[Items from a figure collection]
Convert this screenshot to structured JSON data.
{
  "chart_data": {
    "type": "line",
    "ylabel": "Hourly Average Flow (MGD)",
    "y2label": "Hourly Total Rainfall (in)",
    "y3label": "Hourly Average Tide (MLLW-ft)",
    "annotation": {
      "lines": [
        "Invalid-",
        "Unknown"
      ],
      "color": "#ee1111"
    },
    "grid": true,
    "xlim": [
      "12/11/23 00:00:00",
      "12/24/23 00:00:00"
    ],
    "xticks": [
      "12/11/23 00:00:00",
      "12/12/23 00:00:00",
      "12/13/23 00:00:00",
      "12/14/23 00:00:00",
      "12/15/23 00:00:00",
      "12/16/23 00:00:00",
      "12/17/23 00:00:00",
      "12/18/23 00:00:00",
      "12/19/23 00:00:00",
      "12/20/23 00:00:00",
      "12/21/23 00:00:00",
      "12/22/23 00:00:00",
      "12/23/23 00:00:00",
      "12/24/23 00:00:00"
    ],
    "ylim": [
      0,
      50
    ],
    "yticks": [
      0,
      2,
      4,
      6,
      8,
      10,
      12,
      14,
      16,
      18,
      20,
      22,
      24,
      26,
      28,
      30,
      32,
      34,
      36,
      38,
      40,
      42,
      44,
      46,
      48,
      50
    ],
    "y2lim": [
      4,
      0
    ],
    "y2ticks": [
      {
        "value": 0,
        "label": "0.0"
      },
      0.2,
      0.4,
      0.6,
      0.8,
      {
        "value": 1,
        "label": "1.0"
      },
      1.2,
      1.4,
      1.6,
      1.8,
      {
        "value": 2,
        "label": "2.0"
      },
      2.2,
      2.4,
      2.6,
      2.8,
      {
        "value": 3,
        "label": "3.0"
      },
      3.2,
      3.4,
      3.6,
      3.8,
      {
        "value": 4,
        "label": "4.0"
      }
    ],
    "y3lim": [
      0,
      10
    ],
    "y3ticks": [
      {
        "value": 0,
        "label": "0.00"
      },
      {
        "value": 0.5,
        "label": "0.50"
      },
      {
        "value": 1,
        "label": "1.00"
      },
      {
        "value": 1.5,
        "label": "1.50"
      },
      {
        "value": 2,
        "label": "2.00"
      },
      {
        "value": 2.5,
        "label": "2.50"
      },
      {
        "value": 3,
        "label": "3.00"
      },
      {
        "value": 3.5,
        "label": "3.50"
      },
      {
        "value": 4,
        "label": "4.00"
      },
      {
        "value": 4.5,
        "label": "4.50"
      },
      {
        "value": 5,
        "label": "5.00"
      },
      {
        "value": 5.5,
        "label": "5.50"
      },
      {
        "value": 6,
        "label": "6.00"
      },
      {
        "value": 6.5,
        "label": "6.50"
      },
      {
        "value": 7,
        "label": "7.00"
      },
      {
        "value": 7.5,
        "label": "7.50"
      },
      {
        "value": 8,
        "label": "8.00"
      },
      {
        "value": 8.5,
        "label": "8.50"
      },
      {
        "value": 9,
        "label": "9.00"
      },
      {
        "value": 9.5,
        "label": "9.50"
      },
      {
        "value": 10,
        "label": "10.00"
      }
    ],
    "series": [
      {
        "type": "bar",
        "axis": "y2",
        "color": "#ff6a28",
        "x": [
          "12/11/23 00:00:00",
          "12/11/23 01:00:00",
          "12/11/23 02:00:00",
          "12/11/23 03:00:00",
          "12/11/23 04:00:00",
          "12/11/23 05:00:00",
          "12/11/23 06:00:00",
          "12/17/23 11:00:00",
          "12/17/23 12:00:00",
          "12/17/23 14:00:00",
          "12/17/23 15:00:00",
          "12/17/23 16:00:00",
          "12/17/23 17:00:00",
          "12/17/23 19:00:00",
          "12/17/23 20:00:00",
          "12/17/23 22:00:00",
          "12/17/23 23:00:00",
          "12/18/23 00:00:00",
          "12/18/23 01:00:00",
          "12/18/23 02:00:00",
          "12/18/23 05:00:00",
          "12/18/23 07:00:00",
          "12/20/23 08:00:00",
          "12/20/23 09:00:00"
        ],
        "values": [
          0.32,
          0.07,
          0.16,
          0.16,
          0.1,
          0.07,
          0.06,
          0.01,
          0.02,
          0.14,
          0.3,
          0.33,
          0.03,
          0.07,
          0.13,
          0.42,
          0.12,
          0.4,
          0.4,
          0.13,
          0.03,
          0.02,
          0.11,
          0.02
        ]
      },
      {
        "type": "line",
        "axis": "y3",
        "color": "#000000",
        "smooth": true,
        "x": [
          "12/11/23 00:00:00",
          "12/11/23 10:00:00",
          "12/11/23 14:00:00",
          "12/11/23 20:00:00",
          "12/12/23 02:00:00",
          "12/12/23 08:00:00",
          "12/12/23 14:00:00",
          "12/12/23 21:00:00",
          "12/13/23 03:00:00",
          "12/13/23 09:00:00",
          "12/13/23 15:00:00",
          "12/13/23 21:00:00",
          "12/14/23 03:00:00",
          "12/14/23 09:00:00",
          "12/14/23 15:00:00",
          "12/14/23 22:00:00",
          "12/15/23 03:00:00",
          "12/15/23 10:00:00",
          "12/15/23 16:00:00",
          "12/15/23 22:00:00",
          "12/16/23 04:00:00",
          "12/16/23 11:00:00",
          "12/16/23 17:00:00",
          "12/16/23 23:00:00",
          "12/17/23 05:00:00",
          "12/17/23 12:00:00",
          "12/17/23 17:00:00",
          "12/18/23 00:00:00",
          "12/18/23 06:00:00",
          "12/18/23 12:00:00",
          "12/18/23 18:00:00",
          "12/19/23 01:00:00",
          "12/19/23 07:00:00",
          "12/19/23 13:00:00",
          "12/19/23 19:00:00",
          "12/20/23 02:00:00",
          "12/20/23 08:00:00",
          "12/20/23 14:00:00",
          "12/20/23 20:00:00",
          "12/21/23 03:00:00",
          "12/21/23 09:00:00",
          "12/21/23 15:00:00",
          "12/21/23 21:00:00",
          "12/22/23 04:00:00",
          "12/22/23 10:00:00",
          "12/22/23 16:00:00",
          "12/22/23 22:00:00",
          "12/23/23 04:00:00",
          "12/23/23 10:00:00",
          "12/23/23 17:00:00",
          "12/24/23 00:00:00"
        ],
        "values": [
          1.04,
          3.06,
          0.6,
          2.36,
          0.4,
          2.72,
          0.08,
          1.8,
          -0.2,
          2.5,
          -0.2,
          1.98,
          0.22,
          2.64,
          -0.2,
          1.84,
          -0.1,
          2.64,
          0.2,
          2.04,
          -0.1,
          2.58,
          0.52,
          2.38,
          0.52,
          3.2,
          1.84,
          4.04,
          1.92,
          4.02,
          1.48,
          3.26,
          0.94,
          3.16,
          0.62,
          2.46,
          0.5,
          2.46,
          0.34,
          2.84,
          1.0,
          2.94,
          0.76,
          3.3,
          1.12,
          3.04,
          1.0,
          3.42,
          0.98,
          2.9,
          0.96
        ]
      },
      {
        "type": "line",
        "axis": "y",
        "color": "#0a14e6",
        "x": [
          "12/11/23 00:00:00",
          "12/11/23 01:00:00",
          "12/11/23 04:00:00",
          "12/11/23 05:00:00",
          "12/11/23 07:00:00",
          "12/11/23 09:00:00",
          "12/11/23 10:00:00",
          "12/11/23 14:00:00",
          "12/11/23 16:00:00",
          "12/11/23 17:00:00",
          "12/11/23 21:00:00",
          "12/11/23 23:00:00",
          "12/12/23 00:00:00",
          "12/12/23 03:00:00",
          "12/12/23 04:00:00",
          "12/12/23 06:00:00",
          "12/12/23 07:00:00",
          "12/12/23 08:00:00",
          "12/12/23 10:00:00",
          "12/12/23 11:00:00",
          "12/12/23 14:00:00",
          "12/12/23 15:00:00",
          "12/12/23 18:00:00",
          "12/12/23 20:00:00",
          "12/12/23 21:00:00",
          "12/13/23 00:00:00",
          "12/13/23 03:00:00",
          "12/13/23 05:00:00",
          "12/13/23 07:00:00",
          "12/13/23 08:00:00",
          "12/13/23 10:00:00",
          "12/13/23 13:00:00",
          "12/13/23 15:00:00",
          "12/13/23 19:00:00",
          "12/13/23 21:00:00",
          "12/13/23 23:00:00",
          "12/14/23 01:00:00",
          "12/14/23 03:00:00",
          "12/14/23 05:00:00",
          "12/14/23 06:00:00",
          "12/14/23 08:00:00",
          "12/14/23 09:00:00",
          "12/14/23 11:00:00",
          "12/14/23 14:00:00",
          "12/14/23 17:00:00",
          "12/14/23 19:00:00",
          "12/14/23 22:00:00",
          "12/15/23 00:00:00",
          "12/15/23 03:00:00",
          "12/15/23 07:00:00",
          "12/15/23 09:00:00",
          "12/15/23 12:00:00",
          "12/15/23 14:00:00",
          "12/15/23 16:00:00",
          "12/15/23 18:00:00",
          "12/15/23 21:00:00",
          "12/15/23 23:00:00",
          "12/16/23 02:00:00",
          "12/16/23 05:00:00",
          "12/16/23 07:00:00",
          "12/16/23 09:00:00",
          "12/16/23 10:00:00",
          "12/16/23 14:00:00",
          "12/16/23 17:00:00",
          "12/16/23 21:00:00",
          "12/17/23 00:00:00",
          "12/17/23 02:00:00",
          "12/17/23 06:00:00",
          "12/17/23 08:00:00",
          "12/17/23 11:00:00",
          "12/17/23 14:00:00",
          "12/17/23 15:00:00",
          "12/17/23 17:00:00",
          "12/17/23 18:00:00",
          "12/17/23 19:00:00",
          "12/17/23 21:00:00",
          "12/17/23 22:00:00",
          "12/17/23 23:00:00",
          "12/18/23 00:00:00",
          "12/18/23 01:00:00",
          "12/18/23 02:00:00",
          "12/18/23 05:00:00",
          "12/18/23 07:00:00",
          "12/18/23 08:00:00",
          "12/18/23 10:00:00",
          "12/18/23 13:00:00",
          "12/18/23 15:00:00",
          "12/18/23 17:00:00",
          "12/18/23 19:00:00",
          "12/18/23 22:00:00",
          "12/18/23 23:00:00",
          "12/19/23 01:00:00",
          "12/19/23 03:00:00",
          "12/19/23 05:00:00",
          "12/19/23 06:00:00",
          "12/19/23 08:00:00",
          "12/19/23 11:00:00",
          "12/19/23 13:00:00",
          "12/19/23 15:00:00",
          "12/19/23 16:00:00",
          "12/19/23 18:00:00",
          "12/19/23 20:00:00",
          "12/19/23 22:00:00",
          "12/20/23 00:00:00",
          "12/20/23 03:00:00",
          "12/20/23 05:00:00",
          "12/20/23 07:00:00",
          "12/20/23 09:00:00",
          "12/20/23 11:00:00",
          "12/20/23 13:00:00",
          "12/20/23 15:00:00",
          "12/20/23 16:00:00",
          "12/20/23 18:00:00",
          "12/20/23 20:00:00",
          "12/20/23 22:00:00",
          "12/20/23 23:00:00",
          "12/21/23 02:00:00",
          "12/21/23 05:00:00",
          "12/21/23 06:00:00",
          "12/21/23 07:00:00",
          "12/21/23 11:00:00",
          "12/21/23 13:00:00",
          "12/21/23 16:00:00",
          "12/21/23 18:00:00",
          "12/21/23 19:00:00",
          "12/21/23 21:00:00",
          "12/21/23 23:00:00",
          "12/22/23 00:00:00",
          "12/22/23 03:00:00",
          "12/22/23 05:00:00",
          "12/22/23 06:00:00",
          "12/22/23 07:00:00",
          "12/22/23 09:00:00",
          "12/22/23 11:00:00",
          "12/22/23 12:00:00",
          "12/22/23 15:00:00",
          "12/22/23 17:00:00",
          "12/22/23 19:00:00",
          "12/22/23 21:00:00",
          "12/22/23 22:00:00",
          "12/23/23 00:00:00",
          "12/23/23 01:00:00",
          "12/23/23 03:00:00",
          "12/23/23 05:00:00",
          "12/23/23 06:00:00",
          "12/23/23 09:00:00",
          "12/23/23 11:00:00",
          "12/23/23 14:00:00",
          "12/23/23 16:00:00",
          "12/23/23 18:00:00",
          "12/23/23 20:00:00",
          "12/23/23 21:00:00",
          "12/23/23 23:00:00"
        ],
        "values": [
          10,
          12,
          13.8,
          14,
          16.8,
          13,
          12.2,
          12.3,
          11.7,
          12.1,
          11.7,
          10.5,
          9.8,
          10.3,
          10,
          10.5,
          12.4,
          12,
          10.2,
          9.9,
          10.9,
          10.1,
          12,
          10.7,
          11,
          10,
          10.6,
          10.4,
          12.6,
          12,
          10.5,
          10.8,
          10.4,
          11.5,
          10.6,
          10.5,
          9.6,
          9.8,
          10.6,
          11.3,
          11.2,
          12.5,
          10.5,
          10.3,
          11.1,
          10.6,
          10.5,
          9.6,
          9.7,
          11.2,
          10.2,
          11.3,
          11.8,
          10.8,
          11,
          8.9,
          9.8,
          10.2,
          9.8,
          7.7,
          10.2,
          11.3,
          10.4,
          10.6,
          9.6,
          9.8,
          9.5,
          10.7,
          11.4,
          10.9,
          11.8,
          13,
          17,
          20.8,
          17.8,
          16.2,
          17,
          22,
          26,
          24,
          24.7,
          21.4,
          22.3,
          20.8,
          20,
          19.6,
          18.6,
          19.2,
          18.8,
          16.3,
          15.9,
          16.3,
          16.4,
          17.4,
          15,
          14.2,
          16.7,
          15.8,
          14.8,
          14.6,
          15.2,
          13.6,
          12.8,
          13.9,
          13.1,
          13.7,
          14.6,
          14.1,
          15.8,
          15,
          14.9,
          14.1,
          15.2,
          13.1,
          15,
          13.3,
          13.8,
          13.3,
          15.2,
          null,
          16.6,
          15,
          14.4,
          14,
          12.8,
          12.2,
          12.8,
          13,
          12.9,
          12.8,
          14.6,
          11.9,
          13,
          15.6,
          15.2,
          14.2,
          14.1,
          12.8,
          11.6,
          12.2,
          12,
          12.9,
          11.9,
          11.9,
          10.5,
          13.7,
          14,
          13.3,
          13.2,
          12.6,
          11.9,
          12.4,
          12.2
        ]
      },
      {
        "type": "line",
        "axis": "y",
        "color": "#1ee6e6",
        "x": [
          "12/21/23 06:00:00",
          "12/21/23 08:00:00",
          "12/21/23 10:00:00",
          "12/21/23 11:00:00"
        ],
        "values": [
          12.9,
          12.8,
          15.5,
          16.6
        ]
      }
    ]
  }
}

> [Exercise prompt]
Search the entries for the word "color", then gather every line that has it.

> [Response to the task]
      "color": "#ee1111"
        "color": "#ff6a28",
        "color": "#000000",
        "color": "#0a14e6",
        "color": "#1ee6e6",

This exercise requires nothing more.